Requirement 1 :: Please duplicate the spatial layout data records below, covering the stretch from the start of the records through the line containing "Text: 13-SEP-2002: 13-SEP-2002", with both ends included.

Just having some fun with all my quilt scraps. Pretty cute!
Thank you Petchy for the online tips.
Before you sandwich layer the back, batting, and front, please do yourself a huge favor and make sure all layers have been washed and dried. I do cheat with my batting by misting it on both sides with my garden hose and promptly placing it in the dryer.
I use a sandwiching technique that requires carpet. If you only have a hardwood floor click here for step by step instructions from Oh, Fransson!. I do not agree with every technique she promotes, but knowing about various perspectives is healthy. You’re bound to find one that works for you.
Step one is making sure your carpeted area is free of clutter and clean. So break out that vacuum. Place the back upside down onto the carpet. You will be pinning the circumference of the fabric. Make sure the pins are coming towards you as if to poke your knees. If the pins are turned the other way, the fabric will slip. Save yourself the headache and do not close the pins. During this process you will pin opposing sides versus going clockwork. This is because you will be lightly stretching the fabric, side to side, making the fabric extremely taught and wrinkle free.
Next, using the batting of your choice, lay onto the stretched fabric and smooth out. I prefer using bonded cotton batting, but have been known to find 100% cotton blankets on sale. Be creative. With that being said, the major perk to using bonded cotton is the magical fleece like texture that acts as a magnet to the fabric. Bonded cotton makes pinning a breeze and it’s much easier to quilt. Think of cling plastic wrap. Yes, it’s that amazing!
Once the batting is smooth, lay down the top face up. The lower 2 layers should be larger in size giving you some flexibility on placement. Don’t try to save fabric and batting by cutting them to the exact size of the top. You “might” be able to pull it off, but it’s doubtful. Give yourself a few inches, or more, on all sides and keep your sanity. This is just a strong suggestion, but one you will appreciate. Smooth out the top and make sure your squares are in alignment and not wonky. Next, start pinning. You will close these safety pins. Go slow and be careful not to mess up your smoothed quilt as you work. I start at the bottom and work my way up. Be liberal on pinning and make sure you get through all layers. Avoid pinning the carpet. Once you have pinned throughout the quilt top, finish by pinning around the circumstance of the quilt. Then you may remove all the safety pins used to stretch the back fabric. Trim off excess fabric and batting, leaving at least 2 inches of wiggle room.
Ready for quilting.
Choosing sashing can be tricky. I normally venture to the fabric store with a few crazy patch squares and spend quite a bit of time picking the perfect fabric. At times, I will pick up to 10 bolts. I recommend finding a place in the store where you can play. Unroll the fabric off the bolt and place the squares on the top letting the fabric peek through. You’ll know when you find the perfect one. It just makes sense and is visually pleasing. Until you feel “YES”, keep looking.

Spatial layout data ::
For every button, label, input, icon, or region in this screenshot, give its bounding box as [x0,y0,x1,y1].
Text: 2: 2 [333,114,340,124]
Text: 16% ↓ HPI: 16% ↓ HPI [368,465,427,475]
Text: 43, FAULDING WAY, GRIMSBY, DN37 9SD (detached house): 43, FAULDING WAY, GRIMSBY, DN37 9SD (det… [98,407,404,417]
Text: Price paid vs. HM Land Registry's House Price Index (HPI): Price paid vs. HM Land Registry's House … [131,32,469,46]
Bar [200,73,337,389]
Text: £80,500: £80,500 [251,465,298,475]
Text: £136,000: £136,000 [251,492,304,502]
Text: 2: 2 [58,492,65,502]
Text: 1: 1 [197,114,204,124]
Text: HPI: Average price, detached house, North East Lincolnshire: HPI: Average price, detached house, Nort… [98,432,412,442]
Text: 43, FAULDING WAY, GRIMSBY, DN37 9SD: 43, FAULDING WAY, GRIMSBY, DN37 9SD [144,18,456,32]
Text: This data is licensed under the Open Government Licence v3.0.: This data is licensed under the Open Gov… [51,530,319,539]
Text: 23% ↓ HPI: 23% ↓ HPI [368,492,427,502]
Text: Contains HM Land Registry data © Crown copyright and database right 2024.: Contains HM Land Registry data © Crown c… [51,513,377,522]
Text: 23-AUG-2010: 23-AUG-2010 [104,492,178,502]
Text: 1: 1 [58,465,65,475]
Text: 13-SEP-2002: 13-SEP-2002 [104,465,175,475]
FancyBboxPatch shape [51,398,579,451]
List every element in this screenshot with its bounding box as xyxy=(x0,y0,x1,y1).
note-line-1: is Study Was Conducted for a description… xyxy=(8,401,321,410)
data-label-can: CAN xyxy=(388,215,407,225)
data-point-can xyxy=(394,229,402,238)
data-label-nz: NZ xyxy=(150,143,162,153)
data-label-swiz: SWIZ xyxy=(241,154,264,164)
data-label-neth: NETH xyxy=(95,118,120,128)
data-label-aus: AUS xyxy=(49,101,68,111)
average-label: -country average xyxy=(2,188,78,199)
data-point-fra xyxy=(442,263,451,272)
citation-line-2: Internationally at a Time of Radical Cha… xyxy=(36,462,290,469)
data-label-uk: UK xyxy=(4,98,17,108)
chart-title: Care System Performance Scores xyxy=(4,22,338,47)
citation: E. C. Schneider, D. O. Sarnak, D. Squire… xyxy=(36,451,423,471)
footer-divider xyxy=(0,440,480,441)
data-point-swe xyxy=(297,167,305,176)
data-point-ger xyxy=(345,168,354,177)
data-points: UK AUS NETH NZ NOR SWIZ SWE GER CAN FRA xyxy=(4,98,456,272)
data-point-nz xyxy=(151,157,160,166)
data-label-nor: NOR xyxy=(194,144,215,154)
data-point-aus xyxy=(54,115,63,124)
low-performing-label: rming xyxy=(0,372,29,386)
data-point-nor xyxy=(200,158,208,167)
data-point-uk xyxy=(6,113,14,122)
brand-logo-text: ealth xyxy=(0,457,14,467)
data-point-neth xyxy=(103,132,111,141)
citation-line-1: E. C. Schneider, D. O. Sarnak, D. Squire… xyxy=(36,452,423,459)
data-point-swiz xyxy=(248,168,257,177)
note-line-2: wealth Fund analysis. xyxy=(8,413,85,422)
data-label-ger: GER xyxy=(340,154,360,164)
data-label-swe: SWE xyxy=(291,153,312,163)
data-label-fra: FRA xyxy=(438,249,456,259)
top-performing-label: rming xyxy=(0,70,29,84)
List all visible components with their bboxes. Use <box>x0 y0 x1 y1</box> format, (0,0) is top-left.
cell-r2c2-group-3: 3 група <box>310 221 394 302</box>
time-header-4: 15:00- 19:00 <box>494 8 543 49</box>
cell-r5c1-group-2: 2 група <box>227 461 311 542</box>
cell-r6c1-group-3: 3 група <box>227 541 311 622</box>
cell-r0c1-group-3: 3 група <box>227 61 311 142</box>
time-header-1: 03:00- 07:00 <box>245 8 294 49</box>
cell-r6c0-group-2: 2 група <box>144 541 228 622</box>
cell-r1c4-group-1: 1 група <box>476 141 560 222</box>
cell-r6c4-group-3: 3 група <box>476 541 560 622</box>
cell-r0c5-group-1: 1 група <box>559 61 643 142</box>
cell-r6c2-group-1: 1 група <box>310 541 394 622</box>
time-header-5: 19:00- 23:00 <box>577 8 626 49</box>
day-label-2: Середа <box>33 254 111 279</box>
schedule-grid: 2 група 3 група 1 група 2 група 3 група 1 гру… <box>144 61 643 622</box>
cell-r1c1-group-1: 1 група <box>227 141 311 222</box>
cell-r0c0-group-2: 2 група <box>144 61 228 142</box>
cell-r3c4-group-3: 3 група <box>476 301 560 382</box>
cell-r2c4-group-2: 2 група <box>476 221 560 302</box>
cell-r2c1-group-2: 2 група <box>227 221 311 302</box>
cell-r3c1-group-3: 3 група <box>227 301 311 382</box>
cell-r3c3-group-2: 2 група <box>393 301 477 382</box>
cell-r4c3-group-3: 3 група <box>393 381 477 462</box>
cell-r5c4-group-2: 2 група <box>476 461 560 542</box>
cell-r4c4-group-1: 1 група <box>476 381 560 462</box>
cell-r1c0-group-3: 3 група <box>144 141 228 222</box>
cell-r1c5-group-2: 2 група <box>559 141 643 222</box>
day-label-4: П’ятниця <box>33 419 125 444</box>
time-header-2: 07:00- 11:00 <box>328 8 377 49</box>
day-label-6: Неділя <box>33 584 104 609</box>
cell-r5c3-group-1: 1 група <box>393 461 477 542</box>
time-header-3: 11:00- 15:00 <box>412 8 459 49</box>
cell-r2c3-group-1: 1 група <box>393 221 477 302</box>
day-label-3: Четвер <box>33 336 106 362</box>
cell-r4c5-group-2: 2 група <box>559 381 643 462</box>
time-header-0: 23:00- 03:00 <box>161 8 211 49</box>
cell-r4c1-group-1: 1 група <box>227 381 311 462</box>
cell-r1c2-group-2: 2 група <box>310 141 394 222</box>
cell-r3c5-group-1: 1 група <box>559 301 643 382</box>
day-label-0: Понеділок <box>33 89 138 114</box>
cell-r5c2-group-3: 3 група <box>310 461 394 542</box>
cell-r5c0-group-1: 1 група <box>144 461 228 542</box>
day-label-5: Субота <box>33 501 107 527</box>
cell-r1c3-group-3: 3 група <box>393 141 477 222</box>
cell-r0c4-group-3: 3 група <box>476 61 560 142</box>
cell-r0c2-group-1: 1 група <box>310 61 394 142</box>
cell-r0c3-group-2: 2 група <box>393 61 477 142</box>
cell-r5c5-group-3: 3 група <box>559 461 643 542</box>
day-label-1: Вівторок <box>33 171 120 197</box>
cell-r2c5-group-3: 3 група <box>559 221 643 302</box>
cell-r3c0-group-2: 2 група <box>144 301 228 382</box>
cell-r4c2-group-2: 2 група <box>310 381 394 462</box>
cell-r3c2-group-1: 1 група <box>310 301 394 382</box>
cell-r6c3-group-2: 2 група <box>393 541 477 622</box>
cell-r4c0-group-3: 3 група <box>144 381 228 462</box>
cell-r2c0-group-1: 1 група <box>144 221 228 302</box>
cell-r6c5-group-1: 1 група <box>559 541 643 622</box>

Requirement 2 :: Set down the stretch of the quilting post above from "Next, using the" through "it’s that amazing!", word for word.

Correct result 1 ::
For every button, label, input, icon, or region in this screenshot, give its bounding box as [x0,y0,x1,y1].
Text: 2: 2 [333,114,340,124]
Text: 16% ↓ HPI: 16% ↓ HPI [368,465,427,475]
Text: 43, FAULDING WAY, GRIMSBY, DN37 9SD (detached house): 43, FAULDING WAY, GRIMSBY, DN37 9SD (det… [98,407,404,417]
Text: Price paid vs. HM Land Registry's House Price Index (HPI): Price paid vs. HM Land Registry's House … [131,32,469,46]
Bar [200,73,337,389]
Text: £80,500: £80,500 [251,465,298,475]
Text: £136,000: £136,000 [251,492,304,502]
Text: 2: 2 [58,492,65,502]
Text: 1: 1 [197,114,204,124]
Text: HPI: Average price, detached house, North East Lincolnshire: HPI: Average price, detached house, Nort… [98,432,412,442]
Text: 43, FAULDING WAY, GRIMSBY, DN37 9SD: 43, FAULDING WAY, GRIMSBY, DN37 9SD [144,18,456,32]
Text: This data is licensed under the Open Government Licence v3.0.: This data is licensed under the Open Gov… [51,530,319,539]
Text: 23% ↓ HPI: 23% ↓ HPI [368,492,427,502]
Text: Contains HM Land Registry data © Crown copyright and database right 2024.: Contains HM Land Registry data © Crown c… [51,513,377,522]
Text: 23-AUG-2010: 23-AUG-2010 [104,492,178,502]
Text: 1: 1 [58,465,65,475]
Text: 13-SEP-2002: 13-SEP-2002 [104,465,175,475]

Correct result 2 ::
Next, using the batting of your choice, lay onto the stretched fabric and smooth out. I prefer using bonded cotton batting, but have been known to find 100% cotton blankets on sale. Be creative. With that being said, the major perk to using bonded cotton is the magical fleece like texture that acts as a magnet to the fabric. Bonded cotton makes pinning a breeze and it’s much easier to quilt. Think of cling plastic wrap. Yes, it’s that amazing!